■ What needs to be done ■
Find every line in the records below that contains the word "false", and copy each such line.

A block of data:

_ _ _

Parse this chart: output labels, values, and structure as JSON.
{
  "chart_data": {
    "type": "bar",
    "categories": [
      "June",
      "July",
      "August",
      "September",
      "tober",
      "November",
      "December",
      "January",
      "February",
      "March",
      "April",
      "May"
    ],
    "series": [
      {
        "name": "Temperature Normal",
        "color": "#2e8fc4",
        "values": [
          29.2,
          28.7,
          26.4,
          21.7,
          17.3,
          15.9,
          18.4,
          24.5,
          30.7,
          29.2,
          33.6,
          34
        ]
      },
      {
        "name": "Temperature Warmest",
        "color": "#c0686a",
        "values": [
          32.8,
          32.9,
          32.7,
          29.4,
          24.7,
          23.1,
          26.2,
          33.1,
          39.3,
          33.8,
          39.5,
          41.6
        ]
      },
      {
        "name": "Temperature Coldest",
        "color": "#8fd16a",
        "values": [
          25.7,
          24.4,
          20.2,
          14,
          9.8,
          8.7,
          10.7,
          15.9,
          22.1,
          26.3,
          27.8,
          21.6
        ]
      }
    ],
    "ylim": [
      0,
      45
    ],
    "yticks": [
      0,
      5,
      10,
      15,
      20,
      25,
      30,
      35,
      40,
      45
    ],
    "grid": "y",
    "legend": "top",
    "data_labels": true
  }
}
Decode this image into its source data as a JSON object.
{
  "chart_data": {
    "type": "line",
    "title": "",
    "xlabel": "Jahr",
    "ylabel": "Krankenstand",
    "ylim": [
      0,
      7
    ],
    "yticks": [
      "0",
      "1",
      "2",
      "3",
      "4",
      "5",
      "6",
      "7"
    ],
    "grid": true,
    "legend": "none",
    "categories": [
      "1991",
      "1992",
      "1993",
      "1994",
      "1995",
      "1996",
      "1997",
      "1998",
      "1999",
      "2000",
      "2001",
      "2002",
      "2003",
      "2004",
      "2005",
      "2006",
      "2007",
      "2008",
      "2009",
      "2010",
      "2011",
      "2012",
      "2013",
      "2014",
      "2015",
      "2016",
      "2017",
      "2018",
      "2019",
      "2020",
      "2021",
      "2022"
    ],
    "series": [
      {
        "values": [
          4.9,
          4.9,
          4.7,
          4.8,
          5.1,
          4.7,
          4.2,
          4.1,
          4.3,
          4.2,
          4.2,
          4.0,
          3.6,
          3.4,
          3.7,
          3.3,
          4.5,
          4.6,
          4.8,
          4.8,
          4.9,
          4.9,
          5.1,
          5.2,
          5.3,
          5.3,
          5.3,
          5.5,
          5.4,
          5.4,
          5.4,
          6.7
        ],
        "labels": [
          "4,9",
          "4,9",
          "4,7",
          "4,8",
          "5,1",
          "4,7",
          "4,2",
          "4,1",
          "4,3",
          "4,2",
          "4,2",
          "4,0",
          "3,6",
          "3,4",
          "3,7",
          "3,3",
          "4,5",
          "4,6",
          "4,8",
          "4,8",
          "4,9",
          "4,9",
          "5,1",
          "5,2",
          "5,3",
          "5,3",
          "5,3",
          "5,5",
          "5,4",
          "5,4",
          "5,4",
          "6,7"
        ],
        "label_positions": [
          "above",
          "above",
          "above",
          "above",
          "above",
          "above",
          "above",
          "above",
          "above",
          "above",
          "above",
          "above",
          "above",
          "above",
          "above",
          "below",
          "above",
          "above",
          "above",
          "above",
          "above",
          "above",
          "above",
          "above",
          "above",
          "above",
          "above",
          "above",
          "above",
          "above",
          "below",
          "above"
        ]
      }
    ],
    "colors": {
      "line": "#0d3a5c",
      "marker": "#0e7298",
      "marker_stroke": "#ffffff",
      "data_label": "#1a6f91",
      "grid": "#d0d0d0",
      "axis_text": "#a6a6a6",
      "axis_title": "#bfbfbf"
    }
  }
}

_ _ _

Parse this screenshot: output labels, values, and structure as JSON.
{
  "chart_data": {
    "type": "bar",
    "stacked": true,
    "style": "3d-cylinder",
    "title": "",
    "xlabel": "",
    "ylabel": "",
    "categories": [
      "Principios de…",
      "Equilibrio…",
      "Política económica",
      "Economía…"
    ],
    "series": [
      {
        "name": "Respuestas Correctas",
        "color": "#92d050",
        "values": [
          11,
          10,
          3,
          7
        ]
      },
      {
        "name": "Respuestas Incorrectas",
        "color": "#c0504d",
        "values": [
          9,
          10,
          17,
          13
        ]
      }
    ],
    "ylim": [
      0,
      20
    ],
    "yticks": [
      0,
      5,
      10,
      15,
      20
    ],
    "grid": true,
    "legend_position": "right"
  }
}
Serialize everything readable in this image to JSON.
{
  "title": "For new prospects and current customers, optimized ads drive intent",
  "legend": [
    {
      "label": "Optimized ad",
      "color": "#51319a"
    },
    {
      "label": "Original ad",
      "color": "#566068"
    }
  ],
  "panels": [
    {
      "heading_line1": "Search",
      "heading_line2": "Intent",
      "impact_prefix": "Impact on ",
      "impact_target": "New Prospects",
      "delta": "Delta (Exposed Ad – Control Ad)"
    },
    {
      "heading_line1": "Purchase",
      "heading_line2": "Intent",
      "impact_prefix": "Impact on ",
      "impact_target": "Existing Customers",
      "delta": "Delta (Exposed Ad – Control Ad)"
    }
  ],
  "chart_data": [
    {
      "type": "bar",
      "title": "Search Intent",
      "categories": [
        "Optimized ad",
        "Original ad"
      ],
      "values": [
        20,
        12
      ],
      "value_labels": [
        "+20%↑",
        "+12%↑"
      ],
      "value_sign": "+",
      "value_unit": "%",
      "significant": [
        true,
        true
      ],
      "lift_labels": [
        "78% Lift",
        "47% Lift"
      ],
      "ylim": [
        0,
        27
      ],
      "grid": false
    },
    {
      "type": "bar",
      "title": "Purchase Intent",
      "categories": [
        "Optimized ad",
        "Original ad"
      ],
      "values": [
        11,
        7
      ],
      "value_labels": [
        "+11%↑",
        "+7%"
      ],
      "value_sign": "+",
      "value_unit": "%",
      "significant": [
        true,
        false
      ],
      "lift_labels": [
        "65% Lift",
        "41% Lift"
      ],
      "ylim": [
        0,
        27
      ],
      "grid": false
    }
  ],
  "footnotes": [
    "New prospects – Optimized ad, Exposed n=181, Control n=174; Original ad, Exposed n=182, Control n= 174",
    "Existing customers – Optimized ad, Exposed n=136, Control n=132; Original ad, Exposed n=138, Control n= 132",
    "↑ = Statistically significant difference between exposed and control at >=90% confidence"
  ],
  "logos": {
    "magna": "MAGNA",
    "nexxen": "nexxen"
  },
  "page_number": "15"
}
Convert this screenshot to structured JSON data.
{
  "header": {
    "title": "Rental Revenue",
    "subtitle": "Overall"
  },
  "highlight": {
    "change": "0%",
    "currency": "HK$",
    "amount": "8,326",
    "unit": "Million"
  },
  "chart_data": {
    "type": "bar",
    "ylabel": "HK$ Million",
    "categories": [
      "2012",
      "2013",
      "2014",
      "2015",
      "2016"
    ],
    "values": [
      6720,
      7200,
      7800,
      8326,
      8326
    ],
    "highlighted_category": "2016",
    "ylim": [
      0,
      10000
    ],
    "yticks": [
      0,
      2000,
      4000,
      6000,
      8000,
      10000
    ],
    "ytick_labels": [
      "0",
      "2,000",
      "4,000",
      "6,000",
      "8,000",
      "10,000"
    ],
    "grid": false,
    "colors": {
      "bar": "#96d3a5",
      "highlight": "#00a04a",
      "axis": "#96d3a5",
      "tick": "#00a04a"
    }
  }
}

_ _ _

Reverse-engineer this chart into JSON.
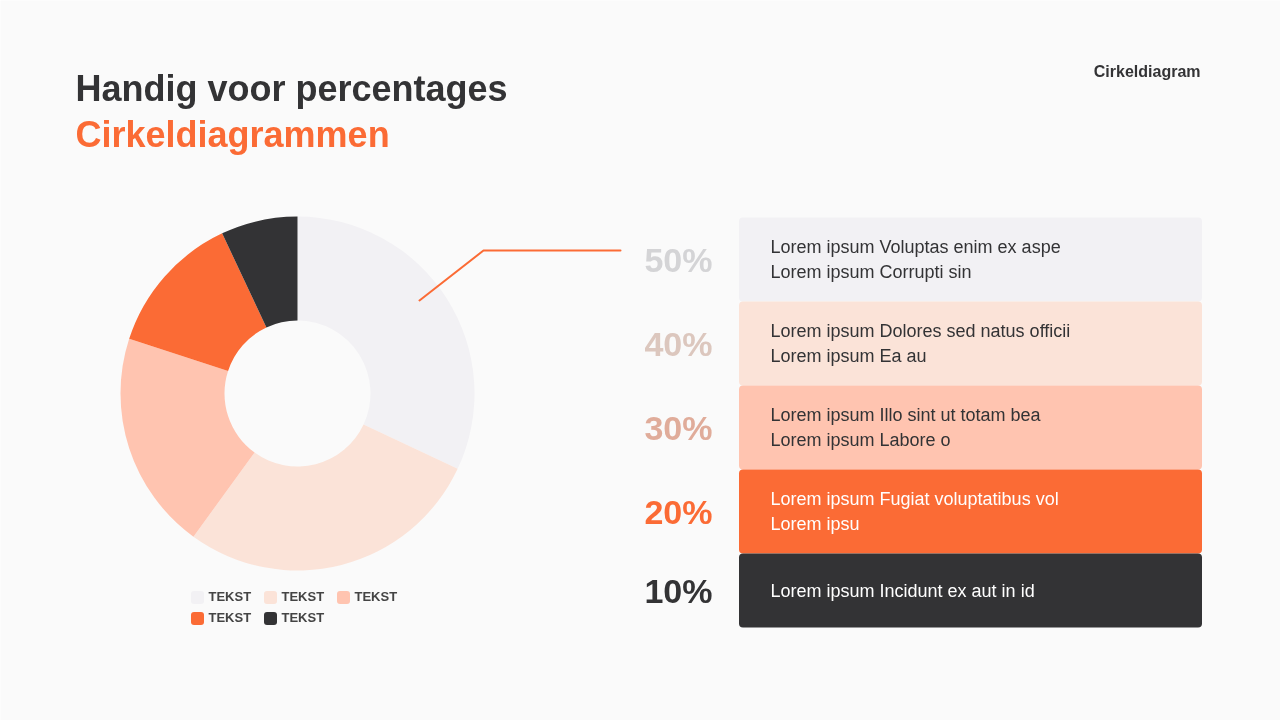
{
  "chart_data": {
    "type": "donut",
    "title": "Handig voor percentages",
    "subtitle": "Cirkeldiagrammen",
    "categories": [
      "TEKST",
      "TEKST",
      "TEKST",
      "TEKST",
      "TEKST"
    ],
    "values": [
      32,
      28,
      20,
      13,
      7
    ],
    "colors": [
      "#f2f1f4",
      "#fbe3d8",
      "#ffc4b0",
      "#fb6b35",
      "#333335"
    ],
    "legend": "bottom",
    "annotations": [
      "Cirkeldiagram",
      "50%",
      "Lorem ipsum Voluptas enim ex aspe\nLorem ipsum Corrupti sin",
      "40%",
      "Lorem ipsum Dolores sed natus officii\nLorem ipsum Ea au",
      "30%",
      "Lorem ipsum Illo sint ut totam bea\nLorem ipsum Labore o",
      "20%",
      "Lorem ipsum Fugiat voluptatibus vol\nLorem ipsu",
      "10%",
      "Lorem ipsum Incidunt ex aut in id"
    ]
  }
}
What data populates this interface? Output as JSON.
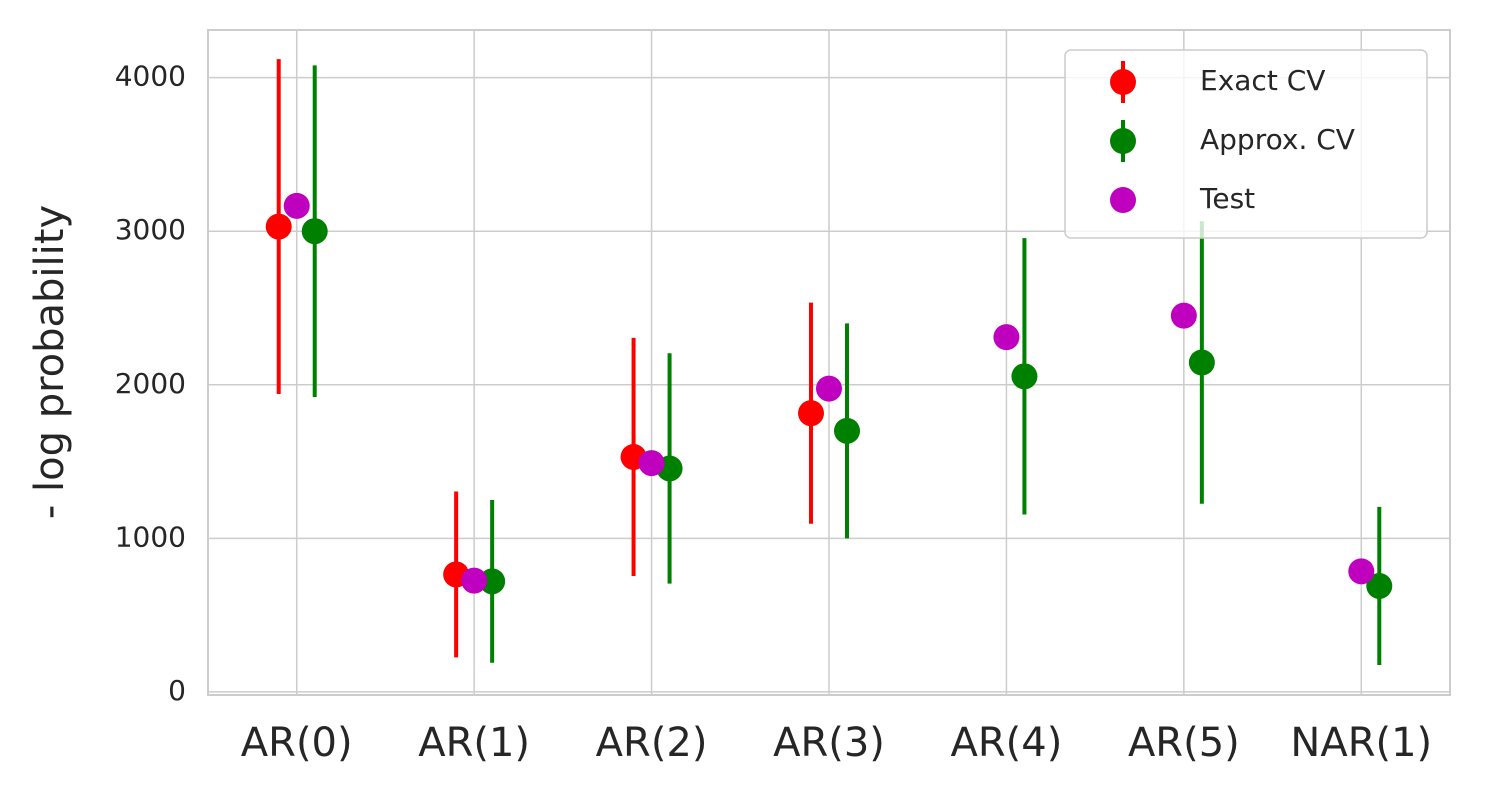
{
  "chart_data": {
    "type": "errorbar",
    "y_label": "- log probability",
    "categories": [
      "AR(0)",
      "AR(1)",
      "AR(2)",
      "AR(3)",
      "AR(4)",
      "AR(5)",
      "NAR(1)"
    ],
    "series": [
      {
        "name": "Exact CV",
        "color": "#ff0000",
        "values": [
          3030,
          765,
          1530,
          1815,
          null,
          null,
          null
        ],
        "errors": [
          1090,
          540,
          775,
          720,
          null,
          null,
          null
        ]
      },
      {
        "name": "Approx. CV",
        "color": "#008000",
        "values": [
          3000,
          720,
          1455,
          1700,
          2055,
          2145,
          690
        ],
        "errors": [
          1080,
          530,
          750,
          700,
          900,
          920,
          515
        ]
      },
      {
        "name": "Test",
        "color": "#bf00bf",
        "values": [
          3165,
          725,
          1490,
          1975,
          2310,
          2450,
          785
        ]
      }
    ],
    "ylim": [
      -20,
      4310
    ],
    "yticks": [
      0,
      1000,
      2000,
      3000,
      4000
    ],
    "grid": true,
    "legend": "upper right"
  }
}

_ _ _

■ Task result ■
      "grid": false
        false
      "grid": false
    "grid": false,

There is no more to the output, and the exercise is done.